EXERCISE
Identify each line containing the word "JSON" and copy it.

═══ RECORD LIST

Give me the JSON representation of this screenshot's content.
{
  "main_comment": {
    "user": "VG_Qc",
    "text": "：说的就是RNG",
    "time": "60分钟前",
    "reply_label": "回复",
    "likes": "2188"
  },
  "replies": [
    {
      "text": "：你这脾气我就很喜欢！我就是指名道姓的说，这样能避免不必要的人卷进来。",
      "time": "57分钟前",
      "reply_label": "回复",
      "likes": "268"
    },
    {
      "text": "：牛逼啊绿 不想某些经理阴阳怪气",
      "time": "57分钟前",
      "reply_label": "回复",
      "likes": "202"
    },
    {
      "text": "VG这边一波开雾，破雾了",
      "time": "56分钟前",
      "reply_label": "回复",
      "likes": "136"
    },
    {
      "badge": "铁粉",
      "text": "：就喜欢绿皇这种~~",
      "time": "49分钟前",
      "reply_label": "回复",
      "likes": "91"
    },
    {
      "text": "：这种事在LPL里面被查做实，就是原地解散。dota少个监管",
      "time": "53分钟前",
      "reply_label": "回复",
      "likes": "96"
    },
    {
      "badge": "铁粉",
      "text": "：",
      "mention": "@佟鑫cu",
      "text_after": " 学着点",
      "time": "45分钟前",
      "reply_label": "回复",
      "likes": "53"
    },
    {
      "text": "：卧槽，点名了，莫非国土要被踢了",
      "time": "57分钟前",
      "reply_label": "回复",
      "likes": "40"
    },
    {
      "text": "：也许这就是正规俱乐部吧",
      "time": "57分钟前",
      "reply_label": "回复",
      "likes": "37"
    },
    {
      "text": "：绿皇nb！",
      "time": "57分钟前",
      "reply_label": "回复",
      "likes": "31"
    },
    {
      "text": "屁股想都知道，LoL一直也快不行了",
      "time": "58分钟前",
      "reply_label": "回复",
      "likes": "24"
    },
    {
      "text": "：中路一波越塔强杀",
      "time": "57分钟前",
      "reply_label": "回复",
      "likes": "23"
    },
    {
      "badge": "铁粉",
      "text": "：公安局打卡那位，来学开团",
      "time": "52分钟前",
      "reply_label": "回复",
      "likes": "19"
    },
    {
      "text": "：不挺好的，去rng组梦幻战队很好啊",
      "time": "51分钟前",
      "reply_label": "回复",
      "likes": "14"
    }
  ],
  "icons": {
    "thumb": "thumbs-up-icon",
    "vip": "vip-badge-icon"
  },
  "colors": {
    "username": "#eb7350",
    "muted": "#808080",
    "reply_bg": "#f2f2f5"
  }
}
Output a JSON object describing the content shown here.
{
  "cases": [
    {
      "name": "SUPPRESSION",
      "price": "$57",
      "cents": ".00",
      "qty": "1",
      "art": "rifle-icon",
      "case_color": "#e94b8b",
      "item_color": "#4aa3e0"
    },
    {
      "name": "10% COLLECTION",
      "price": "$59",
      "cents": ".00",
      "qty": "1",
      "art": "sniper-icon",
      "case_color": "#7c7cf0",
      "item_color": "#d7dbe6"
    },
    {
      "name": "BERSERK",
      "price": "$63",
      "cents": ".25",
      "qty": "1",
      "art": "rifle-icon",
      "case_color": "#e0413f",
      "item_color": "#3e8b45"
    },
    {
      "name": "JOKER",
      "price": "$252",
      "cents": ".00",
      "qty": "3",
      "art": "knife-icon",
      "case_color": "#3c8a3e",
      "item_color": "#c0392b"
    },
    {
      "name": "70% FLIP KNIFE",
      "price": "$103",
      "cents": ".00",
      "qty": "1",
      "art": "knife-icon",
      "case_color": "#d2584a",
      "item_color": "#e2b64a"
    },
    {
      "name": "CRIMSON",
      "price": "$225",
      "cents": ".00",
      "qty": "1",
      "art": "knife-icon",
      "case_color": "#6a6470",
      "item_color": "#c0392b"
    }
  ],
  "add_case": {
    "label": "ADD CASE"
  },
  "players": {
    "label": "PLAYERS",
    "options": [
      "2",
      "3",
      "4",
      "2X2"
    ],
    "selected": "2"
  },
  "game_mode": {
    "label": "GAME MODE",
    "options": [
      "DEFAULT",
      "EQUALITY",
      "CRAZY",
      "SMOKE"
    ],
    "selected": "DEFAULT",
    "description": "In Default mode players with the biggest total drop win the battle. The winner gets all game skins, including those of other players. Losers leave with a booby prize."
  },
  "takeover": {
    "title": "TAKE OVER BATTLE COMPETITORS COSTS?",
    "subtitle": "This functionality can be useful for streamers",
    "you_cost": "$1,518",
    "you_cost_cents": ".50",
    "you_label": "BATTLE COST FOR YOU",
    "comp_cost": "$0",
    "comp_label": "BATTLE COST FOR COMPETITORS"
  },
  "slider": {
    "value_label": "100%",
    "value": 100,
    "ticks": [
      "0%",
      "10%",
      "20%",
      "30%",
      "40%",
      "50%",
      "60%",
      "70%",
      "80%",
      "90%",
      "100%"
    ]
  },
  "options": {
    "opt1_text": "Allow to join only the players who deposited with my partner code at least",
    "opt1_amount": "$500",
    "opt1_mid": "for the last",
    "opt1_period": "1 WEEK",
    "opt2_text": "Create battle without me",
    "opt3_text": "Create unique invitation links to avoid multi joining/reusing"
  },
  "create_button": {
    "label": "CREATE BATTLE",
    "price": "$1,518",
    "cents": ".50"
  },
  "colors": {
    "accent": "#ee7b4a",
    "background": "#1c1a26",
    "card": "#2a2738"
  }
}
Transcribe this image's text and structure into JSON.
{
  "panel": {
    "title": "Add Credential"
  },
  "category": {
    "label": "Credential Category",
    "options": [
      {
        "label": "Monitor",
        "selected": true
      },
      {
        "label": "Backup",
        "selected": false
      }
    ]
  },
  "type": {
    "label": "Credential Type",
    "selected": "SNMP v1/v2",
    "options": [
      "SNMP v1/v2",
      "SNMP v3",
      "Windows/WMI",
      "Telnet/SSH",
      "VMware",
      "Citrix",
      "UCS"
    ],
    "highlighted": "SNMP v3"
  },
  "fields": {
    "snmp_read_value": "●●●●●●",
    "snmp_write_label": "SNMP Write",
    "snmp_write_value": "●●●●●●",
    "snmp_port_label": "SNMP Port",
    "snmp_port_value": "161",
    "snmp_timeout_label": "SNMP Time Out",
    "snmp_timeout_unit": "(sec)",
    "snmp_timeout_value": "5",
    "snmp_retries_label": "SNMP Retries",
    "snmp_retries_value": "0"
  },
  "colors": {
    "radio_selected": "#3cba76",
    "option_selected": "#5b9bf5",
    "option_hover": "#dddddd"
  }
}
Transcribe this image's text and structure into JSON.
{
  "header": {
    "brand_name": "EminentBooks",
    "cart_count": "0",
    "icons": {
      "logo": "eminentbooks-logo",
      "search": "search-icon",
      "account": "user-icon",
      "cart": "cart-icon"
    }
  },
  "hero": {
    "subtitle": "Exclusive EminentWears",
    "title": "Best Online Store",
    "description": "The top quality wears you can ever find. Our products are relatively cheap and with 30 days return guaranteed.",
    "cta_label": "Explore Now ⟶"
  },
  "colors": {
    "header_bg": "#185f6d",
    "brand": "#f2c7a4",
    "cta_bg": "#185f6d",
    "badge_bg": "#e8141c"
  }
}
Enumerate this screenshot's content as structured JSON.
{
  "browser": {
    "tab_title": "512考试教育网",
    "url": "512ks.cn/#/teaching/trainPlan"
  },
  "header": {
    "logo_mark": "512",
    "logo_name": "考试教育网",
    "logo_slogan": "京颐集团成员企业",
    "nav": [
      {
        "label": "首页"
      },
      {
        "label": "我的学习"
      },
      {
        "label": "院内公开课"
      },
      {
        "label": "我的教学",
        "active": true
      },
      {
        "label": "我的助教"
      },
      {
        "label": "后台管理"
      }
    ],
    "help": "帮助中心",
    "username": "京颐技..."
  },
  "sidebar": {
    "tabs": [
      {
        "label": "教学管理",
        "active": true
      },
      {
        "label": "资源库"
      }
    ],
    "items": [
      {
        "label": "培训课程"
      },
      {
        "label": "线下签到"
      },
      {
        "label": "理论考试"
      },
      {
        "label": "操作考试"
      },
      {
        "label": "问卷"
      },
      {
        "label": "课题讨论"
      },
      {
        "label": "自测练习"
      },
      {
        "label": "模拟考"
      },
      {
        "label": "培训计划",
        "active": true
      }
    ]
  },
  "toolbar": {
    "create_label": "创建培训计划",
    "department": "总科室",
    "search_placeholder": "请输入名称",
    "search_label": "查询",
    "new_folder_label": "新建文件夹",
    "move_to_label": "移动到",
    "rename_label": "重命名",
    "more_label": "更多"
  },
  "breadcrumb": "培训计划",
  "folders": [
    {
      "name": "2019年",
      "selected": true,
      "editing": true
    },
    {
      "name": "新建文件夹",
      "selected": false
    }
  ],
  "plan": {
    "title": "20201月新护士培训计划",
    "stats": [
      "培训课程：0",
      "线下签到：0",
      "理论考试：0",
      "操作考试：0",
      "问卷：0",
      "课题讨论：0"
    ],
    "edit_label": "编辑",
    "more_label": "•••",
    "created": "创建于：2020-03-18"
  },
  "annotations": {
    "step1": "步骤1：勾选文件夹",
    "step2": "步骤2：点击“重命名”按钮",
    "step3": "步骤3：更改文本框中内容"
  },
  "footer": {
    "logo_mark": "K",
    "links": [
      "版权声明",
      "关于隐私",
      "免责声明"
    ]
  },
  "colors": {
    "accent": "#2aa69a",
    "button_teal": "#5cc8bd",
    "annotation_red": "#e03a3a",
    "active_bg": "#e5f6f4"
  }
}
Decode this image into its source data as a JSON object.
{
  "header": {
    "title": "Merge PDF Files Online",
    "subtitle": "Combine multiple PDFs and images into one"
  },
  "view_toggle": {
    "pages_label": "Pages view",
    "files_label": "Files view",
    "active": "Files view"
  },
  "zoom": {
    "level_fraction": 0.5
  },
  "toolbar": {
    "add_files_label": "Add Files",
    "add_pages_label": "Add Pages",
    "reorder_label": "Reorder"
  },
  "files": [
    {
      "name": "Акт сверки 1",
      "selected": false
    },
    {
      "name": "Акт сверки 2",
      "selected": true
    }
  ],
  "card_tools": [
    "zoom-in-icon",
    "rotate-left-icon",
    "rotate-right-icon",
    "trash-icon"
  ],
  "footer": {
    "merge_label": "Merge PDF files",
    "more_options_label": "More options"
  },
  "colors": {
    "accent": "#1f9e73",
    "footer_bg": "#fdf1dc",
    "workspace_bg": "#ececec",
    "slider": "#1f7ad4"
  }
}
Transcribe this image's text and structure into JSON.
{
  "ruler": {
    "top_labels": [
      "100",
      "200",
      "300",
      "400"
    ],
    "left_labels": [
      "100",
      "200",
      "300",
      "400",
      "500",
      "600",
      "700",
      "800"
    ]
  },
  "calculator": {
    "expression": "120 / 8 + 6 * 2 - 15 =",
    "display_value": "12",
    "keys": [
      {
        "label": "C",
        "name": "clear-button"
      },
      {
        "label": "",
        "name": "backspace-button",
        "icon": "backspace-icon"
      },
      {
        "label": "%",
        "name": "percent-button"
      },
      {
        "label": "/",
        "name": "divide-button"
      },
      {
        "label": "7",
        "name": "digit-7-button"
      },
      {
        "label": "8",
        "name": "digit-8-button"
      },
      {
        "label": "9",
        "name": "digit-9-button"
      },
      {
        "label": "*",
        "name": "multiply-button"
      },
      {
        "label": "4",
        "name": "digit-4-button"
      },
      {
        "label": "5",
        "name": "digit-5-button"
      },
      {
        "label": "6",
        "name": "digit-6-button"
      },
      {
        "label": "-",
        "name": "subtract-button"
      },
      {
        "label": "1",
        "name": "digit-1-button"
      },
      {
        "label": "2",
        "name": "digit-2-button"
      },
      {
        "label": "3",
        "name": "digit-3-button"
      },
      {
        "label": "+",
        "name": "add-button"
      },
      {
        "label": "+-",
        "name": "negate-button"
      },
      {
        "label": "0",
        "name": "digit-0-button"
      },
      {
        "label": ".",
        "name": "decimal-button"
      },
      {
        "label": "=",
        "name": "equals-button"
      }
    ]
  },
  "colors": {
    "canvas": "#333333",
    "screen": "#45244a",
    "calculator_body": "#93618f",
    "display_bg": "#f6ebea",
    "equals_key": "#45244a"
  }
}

══════

REPLY TO THE EXERCISE
Give me the JSON representation of this screenshot's content.
Output a JSON object describing the content shown here.
Transcribe this image's text and structure into JSON.
Transcribe this image's text and structure into JSON.
Enumerate this screenshot's content as structured JSON.
Decode this image into its source data as a JSON object.
Transcribe this image's text and structure into JSON.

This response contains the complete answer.